__Work instruction__
The answer must give back every line of the data exactly, with no pictures.

(Saved data entries)
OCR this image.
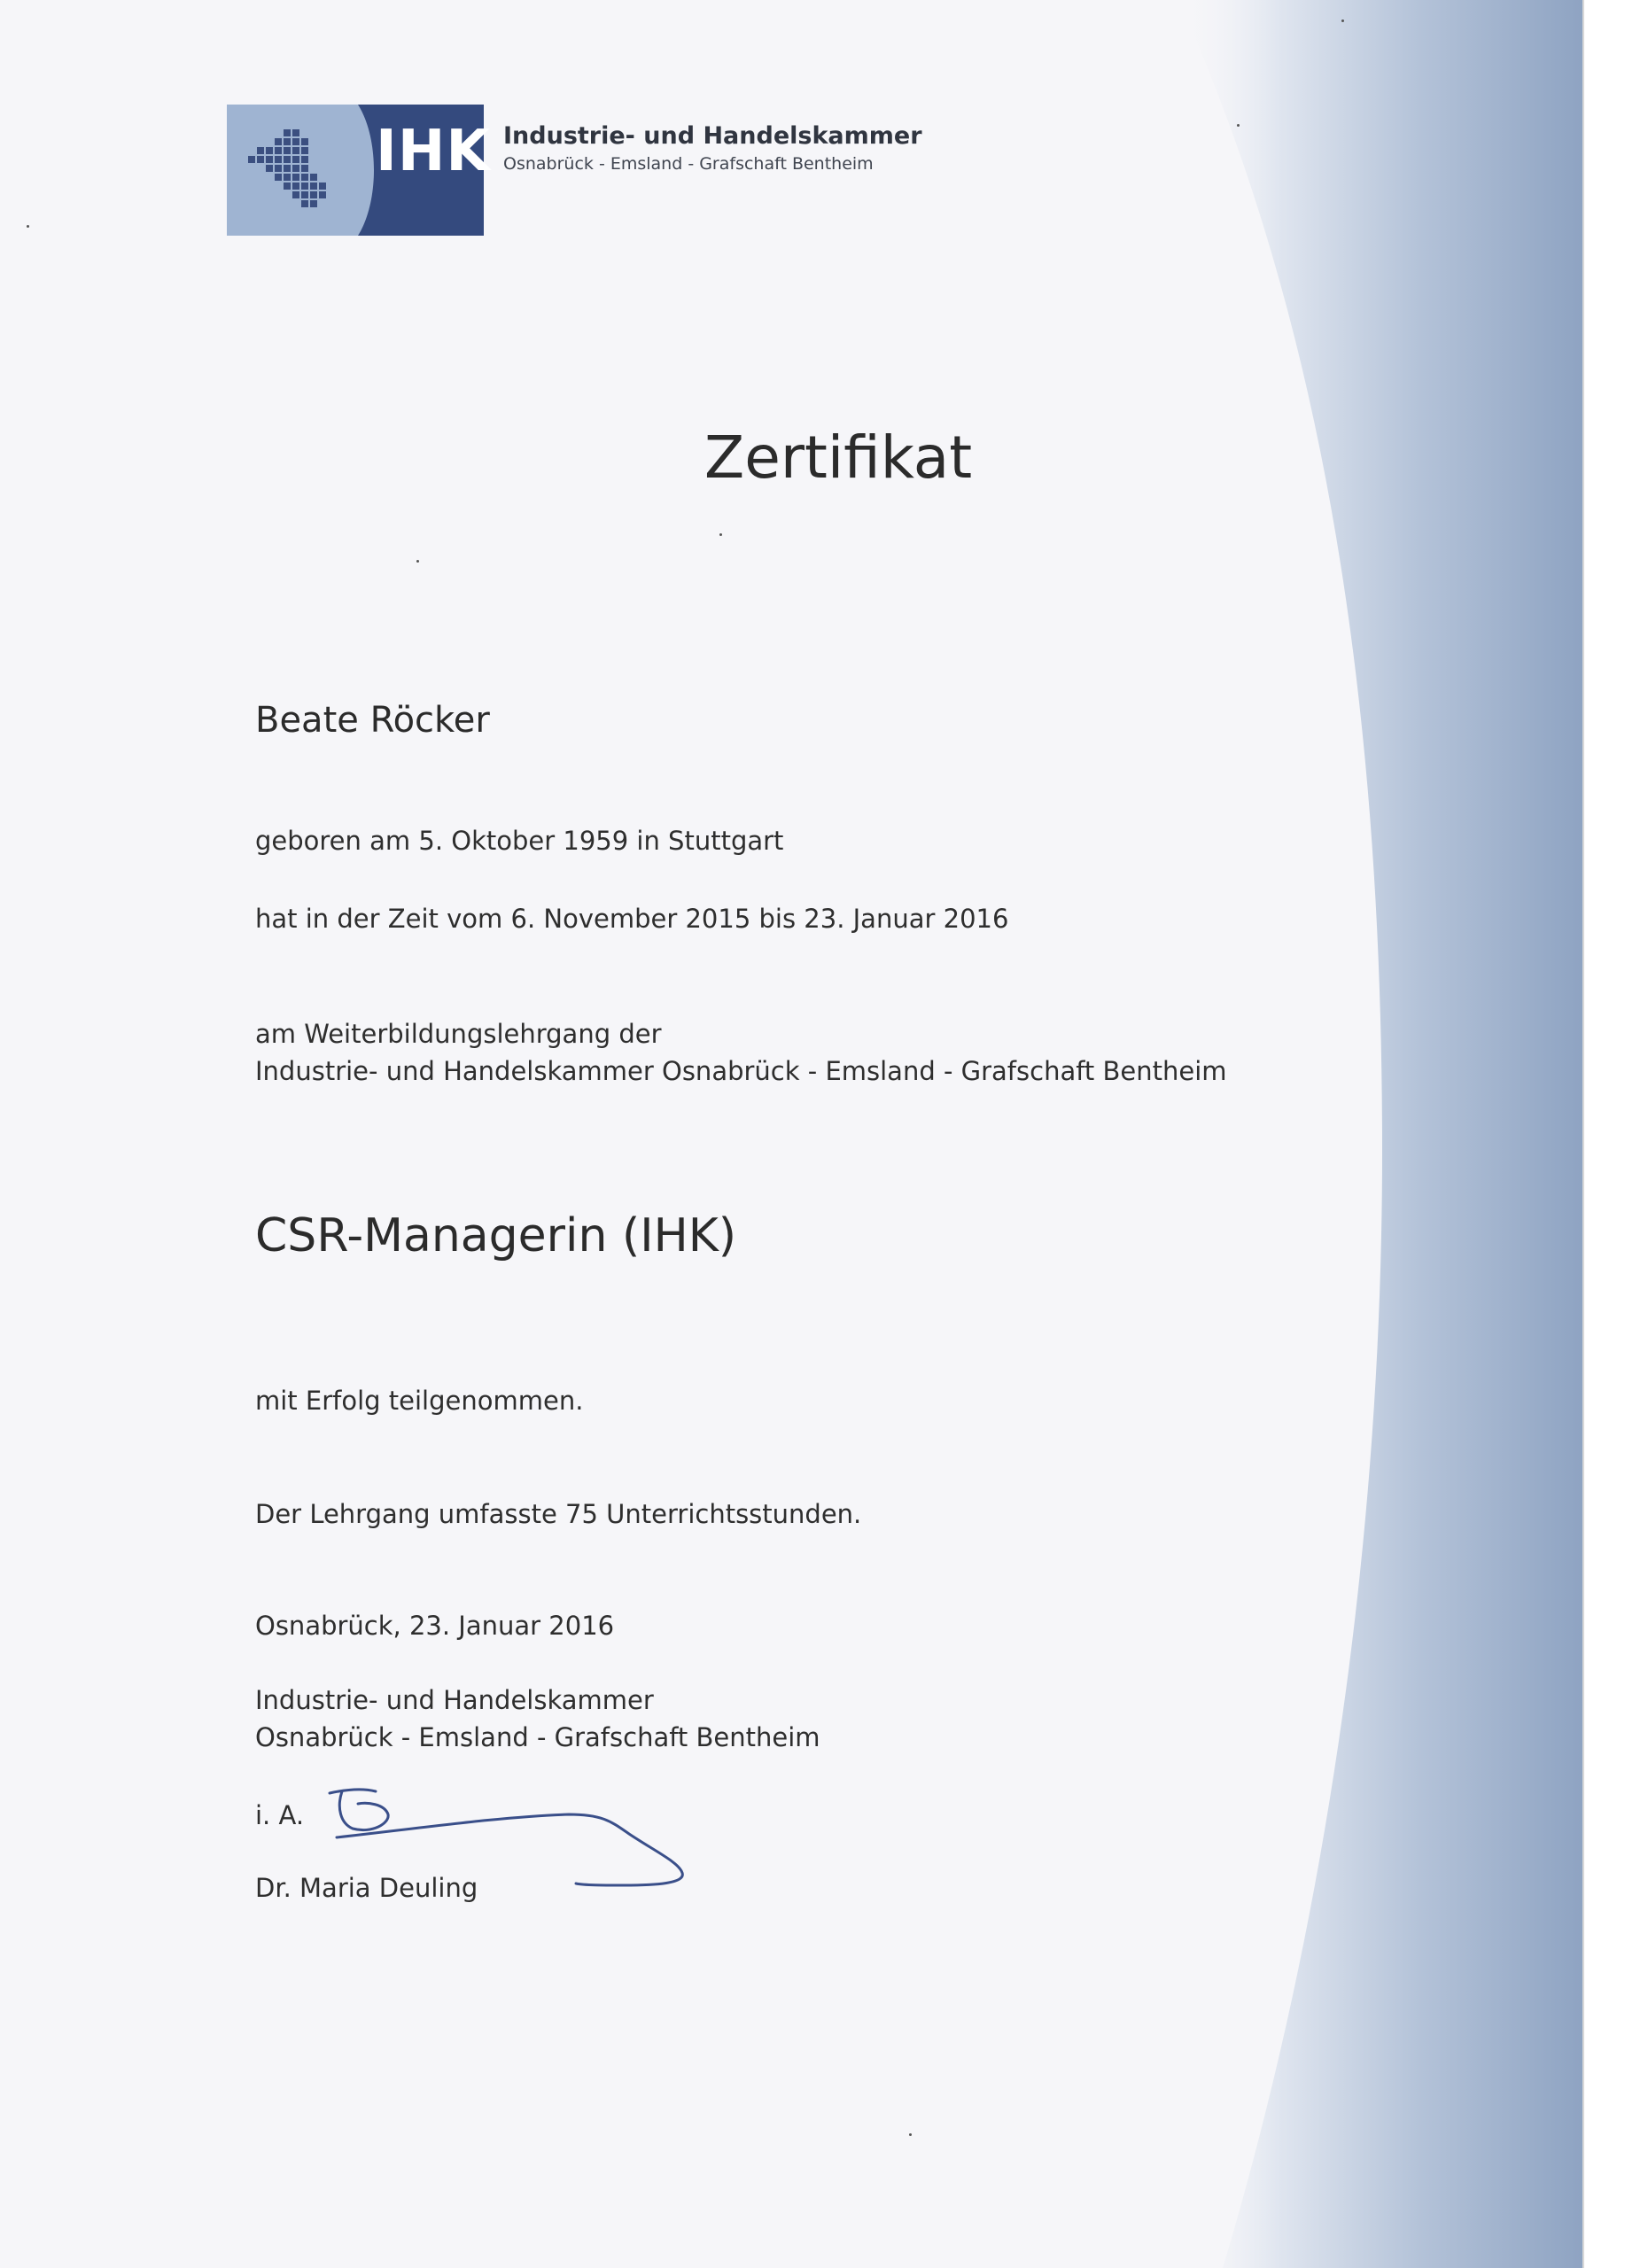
IHK Industrie- und Handelskammer
Osnabrück - Emsland - Grafschaft Bentheim
Zertifikat
Beate Röcker
geboren am 5. Oktober 1959 in Stuttgart
hat in der Zeit vom 6. November 2015 bis 23. Januar 2016
am Weiterbildungslehrgang der
Industrie- und Handelskammer Osnabrück - Emsland - Grafschaft Bentheim
CSR-Managerin (IHK)
mit Erfolg teilgenommen.
Der Lehrgang umfasste 75 Unterrichtsstunden.
Osnabrück, 23. Januar 2016
Industrie- und Handelskammer
Osnabrück - Emsland - Grafschaft Bentheim
i. A.
Dr. Maria Deuling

__Written answer__
OCR this image.
IHK Industrie- und Handelskammer
Osnabrück - Emsland - Grafschaft Bentheim
Zertifikat
Beate Röcker
geboren am 5. Oktober 1959 in Stuttgart
hat in der Zeit vom 6. November 2015 bis 23. Januar 2016
am Weiterbildungslehrgang der
Industrie- und Handelskammer Osnabrück - Emsland - Grafschaft Bentheim
CSR-Managerin (IHK)
mit Erfolg teilgenommen.
Der Lehrgang umfasste 75 Unterrichtsstunden.
Osnabrück, 23. Januar 2016
Industrie- und Handelskammer
Osnabrück - Emsland - Grafschaft Bentheim
i. A.
Dr. Maria Deuling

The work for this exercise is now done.